AIM OF THE TASK: Show every line below where "round" can be found.

DATASET EXCERPTS:
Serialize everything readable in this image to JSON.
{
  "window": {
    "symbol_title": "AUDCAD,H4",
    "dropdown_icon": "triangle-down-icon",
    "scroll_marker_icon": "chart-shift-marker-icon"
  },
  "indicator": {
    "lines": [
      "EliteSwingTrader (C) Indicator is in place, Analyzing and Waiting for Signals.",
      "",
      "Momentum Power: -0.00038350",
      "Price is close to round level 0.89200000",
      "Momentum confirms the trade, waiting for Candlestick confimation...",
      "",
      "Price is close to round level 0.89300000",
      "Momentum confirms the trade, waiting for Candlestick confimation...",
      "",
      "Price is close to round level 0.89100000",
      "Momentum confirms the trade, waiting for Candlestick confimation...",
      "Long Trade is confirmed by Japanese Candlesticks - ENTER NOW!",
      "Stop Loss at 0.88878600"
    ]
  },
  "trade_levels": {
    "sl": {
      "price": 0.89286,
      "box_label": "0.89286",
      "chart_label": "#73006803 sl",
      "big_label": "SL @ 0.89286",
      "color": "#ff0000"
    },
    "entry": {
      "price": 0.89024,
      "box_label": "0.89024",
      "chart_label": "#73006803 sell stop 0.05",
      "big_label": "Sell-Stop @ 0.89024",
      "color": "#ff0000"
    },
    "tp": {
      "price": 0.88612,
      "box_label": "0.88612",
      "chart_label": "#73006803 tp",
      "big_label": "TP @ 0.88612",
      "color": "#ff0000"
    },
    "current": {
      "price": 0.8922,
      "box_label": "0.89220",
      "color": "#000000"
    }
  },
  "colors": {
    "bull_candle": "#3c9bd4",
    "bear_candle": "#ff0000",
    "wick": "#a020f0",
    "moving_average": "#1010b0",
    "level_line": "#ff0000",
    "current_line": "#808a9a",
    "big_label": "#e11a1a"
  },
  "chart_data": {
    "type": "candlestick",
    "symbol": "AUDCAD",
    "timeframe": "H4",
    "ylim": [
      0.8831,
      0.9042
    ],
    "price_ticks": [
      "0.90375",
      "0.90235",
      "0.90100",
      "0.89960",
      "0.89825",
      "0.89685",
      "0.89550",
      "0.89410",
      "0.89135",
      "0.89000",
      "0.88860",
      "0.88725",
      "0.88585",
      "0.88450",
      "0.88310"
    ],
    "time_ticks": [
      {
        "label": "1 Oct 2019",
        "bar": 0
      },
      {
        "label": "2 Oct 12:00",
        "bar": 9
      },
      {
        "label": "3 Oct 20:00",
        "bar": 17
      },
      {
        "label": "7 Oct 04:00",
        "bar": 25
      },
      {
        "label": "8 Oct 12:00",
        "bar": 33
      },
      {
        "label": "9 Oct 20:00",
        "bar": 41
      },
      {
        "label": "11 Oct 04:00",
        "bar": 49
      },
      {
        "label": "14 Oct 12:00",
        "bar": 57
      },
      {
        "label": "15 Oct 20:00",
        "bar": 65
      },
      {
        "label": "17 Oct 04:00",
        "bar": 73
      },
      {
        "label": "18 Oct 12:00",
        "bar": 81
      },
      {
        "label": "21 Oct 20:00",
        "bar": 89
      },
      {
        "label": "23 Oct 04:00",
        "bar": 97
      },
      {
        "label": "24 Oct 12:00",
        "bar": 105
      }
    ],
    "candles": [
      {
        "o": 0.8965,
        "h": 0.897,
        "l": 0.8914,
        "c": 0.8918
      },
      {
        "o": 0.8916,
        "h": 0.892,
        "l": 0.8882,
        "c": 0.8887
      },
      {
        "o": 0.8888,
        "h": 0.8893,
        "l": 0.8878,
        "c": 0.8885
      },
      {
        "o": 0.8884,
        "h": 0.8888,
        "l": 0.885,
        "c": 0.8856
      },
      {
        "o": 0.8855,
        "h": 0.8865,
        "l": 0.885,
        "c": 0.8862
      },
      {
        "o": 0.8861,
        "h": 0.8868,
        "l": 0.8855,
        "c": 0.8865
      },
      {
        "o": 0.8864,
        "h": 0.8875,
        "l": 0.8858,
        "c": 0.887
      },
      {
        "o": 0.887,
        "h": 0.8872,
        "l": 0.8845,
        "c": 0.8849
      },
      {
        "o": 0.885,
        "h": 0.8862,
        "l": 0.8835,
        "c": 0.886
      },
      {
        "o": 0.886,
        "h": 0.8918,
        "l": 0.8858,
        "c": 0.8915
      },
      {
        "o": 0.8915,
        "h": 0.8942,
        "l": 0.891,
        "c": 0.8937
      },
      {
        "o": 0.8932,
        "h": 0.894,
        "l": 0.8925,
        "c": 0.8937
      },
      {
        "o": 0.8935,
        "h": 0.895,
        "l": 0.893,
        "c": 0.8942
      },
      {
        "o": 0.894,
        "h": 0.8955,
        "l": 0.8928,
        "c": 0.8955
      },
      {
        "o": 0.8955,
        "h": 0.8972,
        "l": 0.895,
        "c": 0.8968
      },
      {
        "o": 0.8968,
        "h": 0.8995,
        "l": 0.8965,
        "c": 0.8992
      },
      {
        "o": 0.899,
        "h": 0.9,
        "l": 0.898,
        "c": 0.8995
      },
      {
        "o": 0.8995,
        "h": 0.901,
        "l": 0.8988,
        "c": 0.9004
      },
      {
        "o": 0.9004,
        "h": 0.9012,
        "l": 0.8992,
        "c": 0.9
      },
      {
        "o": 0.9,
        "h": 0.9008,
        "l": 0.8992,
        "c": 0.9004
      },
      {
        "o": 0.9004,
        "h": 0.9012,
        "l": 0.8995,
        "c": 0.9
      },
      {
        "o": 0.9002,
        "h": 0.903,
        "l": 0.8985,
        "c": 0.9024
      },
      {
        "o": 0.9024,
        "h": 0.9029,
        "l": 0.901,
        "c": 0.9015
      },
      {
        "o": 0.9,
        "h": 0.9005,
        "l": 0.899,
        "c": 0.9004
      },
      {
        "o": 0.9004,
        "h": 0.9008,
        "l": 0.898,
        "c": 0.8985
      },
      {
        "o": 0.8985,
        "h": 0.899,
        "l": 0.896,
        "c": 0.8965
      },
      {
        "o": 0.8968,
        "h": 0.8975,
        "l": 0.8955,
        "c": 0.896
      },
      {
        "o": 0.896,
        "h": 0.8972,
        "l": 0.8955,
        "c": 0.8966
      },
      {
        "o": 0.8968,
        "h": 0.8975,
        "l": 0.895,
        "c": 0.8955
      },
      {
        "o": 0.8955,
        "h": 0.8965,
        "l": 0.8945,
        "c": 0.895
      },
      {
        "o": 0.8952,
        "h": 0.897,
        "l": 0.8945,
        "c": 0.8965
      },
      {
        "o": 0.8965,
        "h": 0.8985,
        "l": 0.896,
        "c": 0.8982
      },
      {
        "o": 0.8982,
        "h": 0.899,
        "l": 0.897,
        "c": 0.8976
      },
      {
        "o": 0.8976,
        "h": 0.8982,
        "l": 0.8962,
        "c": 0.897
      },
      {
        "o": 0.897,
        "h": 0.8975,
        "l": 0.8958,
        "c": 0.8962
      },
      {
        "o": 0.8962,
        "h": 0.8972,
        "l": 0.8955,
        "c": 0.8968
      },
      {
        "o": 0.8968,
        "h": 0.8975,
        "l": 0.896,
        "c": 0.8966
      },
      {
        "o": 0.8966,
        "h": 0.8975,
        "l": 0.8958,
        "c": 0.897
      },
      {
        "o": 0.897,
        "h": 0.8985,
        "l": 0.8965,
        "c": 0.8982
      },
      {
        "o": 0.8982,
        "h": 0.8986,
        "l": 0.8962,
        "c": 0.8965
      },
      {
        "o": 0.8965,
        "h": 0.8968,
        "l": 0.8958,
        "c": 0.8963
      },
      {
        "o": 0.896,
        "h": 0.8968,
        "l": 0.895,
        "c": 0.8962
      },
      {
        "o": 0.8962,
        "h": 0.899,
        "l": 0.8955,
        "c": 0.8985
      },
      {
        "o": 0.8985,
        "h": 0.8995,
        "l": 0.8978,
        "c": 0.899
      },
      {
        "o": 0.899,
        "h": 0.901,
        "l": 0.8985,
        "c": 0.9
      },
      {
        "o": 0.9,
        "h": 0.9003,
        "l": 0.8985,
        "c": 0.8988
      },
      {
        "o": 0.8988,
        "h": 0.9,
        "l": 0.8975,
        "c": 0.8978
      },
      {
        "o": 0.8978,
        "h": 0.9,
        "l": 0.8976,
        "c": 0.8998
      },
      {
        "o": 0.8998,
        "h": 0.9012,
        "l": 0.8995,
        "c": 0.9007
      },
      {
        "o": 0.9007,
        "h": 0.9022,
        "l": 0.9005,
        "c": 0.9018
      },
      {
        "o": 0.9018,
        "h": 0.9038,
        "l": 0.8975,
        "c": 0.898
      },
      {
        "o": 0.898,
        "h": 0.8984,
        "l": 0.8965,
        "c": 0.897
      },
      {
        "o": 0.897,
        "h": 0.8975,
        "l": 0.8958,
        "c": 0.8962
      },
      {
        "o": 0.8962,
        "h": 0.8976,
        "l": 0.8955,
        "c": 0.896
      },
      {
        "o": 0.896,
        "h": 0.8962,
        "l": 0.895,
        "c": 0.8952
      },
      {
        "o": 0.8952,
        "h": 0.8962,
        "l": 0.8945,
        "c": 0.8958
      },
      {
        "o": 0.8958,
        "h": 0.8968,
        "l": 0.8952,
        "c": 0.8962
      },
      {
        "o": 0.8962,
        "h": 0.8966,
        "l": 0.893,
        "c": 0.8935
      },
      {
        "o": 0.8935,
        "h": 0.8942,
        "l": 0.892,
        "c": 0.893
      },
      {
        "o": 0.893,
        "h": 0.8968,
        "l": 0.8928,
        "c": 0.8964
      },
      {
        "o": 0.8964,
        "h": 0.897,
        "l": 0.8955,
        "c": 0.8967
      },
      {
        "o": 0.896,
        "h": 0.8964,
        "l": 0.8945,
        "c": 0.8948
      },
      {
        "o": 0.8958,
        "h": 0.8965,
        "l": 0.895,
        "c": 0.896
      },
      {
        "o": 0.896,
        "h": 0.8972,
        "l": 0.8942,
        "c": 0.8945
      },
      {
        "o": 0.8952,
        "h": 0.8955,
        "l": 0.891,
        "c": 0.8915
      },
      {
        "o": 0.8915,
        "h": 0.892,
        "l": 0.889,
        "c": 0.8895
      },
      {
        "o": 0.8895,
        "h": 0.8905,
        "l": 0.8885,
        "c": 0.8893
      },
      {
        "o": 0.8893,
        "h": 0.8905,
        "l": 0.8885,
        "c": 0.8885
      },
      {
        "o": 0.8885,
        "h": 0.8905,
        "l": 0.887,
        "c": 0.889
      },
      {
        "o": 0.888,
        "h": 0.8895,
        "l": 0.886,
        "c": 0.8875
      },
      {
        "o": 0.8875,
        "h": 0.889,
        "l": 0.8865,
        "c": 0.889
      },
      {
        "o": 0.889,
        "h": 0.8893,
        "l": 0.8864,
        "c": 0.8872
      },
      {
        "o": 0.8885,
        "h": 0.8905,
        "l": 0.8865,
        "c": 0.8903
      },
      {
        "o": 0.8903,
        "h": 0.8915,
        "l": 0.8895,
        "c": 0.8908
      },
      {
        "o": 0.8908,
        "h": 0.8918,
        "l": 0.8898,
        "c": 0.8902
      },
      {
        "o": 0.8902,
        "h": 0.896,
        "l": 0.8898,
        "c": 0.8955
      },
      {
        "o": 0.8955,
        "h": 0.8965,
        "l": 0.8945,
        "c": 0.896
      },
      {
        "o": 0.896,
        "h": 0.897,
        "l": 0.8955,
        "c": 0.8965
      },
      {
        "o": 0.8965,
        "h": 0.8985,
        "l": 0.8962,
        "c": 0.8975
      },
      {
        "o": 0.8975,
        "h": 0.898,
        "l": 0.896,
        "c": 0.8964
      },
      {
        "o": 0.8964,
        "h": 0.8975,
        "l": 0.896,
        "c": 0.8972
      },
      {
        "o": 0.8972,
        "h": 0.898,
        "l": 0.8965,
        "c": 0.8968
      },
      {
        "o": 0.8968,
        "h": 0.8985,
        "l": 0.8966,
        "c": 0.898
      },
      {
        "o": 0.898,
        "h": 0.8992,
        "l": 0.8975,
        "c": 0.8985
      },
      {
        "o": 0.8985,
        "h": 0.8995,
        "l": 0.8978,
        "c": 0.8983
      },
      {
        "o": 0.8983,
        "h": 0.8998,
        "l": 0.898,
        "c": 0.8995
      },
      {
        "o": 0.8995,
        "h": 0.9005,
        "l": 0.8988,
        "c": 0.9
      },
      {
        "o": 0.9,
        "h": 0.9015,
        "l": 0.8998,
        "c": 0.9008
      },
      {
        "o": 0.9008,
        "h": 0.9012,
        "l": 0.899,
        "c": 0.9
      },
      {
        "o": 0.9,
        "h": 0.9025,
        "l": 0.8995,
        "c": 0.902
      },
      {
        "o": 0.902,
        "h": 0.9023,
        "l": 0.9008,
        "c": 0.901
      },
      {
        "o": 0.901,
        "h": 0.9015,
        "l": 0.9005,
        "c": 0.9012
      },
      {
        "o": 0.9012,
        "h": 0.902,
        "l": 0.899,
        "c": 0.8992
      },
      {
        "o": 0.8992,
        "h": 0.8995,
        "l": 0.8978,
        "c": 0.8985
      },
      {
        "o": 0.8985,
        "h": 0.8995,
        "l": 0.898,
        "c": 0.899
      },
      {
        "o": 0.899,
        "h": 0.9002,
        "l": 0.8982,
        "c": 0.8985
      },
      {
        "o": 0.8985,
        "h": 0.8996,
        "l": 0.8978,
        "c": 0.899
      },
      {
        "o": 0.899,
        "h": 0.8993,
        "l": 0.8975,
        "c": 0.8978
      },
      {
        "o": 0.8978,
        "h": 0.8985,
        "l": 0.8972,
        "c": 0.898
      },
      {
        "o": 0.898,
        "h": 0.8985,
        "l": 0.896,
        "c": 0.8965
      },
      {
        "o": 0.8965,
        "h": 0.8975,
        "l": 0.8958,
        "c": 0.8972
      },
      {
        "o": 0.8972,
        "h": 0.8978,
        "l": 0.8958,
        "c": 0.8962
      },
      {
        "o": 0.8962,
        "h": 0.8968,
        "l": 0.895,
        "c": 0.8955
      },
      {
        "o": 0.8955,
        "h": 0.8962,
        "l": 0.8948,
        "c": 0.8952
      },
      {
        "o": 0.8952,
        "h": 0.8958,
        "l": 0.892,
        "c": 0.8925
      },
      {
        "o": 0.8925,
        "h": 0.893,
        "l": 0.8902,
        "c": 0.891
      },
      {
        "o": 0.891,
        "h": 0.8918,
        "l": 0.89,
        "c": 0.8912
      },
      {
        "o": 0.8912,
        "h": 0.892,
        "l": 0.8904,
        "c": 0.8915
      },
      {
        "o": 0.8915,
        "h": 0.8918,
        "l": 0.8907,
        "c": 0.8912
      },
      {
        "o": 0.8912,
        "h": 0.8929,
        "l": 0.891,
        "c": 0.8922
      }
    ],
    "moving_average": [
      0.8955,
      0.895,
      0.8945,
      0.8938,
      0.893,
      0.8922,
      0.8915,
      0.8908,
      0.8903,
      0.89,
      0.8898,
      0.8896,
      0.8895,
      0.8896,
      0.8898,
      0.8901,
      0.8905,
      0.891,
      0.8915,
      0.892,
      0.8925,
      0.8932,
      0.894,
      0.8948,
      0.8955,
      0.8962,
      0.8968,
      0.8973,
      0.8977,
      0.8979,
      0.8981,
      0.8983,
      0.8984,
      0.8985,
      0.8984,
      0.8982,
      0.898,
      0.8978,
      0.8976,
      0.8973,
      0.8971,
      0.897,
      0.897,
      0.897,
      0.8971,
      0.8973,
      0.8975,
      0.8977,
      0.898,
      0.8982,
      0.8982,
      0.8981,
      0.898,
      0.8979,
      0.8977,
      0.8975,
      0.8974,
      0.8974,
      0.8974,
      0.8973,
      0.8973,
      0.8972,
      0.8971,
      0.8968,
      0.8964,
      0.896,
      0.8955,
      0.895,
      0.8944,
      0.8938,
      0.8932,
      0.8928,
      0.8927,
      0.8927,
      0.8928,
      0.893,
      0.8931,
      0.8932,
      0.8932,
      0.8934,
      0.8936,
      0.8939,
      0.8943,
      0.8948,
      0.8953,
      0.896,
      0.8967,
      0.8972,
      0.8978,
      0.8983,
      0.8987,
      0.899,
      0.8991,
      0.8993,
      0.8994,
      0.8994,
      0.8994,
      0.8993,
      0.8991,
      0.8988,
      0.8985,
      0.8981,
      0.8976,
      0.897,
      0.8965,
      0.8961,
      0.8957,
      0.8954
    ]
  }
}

COMPLETE ANSWER:
      "Price is close to round level 0.89200000",
      "Price is close to round level 0.89300000",
      "Price is close to round level 0.89100000",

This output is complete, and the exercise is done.